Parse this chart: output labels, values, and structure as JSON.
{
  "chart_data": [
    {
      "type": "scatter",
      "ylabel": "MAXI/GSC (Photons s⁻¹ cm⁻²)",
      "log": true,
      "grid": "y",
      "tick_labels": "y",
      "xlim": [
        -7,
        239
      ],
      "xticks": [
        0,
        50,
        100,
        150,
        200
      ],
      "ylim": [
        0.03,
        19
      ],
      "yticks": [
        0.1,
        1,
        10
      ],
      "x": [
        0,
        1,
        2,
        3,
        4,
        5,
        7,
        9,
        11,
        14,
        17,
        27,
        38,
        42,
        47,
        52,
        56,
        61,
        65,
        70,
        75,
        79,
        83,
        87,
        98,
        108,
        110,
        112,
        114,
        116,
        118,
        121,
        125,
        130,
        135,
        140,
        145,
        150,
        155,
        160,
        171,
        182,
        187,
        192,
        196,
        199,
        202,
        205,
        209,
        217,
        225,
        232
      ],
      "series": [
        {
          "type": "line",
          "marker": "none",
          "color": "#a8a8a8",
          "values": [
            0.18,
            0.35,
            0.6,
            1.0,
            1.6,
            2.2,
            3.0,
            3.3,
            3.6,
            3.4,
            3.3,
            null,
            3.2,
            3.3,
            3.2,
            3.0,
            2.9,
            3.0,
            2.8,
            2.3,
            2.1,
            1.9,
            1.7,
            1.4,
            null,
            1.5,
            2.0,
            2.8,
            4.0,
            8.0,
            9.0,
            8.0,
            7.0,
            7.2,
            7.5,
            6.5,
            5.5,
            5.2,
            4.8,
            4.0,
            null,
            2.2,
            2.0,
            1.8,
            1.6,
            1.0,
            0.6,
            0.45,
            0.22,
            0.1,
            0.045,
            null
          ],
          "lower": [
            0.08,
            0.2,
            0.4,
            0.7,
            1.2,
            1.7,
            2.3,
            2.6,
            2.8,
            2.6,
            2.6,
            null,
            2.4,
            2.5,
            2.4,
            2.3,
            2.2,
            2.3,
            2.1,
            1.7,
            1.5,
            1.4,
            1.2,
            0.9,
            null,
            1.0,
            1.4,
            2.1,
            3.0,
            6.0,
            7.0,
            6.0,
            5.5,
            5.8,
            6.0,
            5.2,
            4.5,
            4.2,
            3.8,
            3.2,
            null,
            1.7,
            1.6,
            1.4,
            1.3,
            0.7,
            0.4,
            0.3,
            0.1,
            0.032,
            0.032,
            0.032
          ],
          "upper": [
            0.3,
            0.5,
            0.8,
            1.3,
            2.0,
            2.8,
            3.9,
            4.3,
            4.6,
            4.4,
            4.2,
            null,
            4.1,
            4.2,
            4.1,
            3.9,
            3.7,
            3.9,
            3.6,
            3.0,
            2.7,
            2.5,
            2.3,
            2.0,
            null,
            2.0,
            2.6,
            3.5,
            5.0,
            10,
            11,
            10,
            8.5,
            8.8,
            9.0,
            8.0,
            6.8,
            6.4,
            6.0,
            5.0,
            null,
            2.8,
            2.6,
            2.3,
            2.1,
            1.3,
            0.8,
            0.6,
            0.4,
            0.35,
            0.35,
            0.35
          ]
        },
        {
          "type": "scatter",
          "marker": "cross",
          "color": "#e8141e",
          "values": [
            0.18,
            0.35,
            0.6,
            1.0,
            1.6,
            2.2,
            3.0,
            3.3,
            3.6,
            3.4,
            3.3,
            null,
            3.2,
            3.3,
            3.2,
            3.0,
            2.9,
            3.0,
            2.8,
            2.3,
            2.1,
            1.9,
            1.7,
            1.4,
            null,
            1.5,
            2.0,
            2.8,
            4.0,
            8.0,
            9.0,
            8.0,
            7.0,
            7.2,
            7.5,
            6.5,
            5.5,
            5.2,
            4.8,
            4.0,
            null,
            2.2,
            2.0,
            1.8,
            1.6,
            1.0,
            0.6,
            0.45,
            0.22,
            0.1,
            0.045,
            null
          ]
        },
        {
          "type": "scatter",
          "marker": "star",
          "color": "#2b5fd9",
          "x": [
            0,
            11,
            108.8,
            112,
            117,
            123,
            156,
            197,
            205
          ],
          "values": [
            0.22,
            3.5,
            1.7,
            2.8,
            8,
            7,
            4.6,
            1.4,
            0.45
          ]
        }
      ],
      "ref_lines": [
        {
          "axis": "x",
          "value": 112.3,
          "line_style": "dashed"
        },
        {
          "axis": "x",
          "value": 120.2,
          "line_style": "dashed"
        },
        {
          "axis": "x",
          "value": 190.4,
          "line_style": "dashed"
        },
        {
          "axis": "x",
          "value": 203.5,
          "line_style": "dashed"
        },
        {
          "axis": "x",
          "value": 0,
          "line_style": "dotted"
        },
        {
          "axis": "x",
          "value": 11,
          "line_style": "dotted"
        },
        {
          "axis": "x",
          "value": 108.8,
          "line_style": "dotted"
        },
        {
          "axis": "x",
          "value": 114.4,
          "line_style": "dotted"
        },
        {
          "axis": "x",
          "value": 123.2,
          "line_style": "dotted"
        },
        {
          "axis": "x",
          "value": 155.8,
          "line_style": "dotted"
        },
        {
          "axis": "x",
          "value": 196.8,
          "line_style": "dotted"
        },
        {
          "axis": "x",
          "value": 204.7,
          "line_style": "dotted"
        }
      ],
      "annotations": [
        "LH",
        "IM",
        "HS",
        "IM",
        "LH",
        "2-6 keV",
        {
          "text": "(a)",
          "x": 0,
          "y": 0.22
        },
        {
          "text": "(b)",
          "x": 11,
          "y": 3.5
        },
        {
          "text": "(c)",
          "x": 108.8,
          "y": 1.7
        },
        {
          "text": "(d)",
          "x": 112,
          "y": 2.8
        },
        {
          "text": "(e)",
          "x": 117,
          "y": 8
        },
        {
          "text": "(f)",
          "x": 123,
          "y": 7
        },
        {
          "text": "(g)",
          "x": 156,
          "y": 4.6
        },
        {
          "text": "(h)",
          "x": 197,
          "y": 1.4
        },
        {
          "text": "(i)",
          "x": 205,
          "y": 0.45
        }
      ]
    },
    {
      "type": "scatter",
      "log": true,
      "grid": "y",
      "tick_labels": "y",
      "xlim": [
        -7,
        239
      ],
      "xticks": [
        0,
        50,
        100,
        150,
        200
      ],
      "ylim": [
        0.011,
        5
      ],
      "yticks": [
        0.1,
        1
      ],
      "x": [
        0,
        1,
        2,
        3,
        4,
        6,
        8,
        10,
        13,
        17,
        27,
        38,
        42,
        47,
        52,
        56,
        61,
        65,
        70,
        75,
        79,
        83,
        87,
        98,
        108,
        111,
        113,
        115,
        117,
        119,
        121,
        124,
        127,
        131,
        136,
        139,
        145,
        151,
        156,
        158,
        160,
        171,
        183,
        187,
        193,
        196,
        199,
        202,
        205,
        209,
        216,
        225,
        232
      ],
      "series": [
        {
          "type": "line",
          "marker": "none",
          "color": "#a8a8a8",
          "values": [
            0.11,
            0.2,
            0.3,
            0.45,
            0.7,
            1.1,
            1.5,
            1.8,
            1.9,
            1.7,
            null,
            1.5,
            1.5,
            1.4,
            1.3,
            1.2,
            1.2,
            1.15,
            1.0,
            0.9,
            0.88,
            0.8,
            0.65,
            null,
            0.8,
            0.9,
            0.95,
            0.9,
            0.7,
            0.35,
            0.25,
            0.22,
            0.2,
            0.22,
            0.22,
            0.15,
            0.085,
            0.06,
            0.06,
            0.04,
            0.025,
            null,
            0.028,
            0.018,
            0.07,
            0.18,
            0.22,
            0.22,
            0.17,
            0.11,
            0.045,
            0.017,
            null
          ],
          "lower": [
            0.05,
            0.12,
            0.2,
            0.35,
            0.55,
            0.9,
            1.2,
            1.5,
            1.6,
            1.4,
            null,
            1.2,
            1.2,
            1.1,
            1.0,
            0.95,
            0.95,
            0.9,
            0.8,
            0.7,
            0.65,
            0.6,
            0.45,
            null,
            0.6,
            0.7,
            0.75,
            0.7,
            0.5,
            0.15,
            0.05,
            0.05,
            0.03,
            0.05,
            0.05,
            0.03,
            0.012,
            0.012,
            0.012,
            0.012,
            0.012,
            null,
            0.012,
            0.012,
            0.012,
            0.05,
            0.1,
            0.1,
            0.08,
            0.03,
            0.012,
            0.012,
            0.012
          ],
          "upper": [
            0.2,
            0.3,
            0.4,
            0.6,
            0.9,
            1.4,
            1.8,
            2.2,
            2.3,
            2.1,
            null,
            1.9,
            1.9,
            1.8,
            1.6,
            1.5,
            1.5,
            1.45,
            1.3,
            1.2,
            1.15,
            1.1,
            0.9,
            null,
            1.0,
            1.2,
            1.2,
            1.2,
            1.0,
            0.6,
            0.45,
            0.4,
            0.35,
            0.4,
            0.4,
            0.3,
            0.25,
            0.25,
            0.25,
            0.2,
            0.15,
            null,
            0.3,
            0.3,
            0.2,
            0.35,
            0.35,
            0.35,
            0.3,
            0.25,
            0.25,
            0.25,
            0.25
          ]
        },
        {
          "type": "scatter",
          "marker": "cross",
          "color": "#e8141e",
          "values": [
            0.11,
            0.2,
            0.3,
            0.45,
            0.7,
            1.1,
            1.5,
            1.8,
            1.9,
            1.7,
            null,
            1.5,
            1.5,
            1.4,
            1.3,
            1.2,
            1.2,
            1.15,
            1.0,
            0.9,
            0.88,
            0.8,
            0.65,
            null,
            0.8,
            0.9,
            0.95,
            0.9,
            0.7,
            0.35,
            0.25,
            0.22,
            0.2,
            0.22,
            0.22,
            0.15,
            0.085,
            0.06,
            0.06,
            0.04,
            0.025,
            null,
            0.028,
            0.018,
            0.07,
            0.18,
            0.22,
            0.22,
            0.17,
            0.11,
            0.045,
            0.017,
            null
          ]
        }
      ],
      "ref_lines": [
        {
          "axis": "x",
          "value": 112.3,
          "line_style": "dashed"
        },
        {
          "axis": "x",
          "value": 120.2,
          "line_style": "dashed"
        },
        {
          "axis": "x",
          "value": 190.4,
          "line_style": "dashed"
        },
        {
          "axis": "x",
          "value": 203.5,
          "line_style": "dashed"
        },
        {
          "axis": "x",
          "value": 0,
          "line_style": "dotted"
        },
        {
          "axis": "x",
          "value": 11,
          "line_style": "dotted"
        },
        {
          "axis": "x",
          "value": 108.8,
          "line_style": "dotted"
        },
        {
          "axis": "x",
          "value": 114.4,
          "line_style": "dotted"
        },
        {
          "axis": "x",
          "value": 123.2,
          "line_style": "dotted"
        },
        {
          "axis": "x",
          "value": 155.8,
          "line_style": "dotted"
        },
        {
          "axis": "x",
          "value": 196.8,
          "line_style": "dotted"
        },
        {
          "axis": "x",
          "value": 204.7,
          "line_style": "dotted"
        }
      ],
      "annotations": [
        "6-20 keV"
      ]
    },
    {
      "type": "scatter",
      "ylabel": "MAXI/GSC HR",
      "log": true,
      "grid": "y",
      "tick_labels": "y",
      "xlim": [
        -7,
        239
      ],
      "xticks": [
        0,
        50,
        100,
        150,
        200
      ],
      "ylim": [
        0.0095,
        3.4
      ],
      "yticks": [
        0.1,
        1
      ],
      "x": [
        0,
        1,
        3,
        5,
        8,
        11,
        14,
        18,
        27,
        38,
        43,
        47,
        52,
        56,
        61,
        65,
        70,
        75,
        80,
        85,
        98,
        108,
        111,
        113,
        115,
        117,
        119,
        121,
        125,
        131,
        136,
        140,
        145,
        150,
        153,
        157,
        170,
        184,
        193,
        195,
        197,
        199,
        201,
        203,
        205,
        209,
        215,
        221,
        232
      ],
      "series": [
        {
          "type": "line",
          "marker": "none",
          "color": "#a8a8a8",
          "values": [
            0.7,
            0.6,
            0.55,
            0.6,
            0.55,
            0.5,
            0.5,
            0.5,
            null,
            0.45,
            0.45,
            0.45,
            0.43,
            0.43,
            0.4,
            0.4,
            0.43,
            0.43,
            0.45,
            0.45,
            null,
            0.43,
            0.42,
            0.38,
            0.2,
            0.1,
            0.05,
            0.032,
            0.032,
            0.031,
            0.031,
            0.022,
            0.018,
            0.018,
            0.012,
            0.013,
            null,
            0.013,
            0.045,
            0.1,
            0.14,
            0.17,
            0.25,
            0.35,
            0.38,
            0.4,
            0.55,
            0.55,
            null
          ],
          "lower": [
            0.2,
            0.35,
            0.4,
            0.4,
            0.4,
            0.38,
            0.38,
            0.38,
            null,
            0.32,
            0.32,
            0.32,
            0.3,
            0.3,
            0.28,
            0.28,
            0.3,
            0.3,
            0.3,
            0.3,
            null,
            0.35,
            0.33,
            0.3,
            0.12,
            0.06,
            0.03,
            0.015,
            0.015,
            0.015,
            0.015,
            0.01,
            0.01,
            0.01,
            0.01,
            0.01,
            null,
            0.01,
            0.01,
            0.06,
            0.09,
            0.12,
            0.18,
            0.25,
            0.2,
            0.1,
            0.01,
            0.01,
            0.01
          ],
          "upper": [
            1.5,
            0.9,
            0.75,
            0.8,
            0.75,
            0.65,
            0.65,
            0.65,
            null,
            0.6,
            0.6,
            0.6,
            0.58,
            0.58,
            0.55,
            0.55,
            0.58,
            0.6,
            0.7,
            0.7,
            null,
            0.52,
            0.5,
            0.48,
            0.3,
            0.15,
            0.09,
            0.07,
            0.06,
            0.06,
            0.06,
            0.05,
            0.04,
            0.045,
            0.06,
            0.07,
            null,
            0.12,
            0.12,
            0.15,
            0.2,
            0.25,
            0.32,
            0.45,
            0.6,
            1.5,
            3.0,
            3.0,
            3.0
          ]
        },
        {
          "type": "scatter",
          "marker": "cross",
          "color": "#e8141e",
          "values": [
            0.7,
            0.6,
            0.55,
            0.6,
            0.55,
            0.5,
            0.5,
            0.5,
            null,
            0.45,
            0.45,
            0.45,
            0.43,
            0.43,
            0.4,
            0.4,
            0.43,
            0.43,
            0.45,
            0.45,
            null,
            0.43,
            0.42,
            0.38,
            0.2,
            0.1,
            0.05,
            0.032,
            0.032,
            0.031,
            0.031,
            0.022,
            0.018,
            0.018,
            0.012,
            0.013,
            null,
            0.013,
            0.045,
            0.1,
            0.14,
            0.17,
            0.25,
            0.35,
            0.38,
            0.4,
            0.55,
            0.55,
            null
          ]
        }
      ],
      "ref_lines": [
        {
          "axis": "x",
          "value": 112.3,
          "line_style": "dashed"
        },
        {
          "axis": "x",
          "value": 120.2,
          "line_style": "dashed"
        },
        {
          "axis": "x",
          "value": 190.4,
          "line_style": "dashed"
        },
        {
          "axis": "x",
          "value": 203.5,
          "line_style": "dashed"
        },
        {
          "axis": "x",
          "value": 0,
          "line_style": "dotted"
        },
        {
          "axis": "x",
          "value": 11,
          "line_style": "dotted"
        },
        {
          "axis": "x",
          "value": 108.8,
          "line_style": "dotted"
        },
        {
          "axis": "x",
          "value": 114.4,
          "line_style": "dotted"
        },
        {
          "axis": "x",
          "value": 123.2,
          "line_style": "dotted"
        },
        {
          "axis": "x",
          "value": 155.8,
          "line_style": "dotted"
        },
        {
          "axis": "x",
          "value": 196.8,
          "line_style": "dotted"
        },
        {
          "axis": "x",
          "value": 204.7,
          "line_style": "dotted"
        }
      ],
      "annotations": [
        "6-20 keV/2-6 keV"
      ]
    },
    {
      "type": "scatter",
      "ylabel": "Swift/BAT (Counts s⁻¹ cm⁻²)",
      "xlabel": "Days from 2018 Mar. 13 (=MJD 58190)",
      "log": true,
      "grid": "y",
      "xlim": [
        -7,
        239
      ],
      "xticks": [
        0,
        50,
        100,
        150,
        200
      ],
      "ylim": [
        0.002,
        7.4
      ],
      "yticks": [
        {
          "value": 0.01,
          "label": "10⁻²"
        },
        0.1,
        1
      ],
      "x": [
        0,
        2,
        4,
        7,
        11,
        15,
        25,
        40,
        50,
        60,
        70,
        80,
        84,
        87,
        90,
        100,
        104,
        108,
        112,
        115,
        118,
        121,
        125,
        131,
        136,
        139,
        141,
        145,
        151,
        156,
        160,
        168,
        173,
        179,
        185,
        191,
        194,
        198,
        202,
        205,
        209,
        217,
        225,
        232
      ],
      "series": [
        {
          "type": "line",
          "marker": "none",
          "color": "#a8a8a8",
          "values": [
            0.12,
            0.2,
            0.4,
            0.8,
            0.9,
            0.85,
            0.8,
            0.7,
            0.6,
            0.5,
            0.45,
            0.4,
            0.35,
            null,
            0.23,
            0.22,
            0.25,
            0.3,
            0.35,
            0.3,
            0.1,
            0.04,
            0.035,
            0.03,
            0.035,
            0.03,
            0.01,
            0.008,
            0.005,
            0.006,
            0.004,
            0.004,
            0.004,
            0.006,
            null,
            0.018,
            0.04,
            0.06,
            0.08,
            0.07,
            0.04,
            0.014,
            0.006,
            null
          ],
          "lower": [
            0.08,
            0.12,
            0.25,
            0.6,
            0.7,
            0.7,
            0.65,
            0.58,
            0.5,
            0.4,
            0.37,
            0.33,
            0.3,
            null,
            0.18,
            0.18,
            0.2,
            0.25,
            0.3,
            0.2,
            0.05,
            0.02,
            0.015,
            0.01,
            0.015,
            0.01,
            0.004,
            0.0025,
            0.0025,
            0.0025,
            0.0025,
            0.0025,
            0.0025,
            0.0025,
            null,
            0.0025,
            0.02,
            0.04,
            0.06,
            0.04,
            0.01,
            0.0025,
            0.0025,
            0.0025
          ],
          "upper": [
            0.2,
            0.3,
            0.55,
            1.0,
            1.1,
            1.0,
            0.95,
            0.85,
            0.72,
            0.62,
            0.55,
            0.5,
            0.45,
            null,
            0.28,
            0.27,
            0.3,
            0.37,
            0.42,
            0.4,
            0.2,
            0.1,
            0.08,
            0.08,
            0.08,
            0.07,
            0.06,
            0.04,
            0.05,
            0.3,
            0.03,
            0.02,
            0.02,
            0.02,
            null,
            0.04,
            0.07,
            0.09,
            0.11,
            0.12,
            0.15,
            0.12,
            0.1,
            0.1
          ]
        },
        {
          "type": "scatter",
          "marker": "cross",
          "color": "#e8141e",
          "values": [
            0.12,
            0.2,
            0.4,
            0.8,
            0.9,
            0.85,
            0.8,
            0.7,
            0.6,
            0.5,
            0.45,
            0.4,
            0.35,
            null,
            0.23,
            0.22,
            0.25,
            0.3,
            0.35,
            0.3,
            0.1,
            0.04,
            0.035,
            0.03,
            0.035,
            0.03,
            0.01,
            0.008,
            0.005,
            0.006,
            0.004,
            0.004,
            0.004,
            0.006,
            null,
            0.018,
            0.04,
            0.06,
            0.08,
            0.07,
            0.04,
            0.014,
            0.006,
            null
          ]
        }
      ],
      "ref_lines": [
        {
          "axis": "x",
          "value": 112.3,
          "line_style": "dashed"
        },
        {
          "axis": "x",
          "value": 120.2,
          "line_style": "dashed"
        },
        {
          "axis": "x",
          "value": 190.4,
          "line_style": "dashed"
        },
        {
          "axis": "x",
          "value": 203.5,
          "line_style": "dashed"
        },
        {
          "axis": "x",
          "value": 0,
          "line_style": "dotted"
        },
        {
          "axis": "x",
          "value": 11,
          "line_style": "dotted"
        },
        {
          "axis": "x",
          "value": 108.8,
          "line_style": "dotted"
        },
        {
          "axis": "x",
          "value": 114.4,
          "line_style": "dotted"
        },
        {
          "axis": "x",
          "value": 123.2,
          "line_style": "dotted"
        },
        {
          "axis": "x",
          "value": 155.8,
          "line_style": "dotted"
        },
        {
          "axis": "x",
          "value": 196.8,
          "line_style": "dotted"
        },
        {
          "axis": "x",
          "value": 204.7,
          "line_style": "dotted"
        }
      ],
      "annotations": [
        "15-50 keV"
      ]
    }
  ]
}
++++++++++++++++++++
Pick out each line containing "ylabel" and report it.

      "ylabel": "MAXI/GSC (Photons s⁻¹ cm⁻²)",
      "ylabel": "MAXI/GSC HR",
      "ylabel": "Swift/BAT (Counts s⁻¹ cm⁻²)",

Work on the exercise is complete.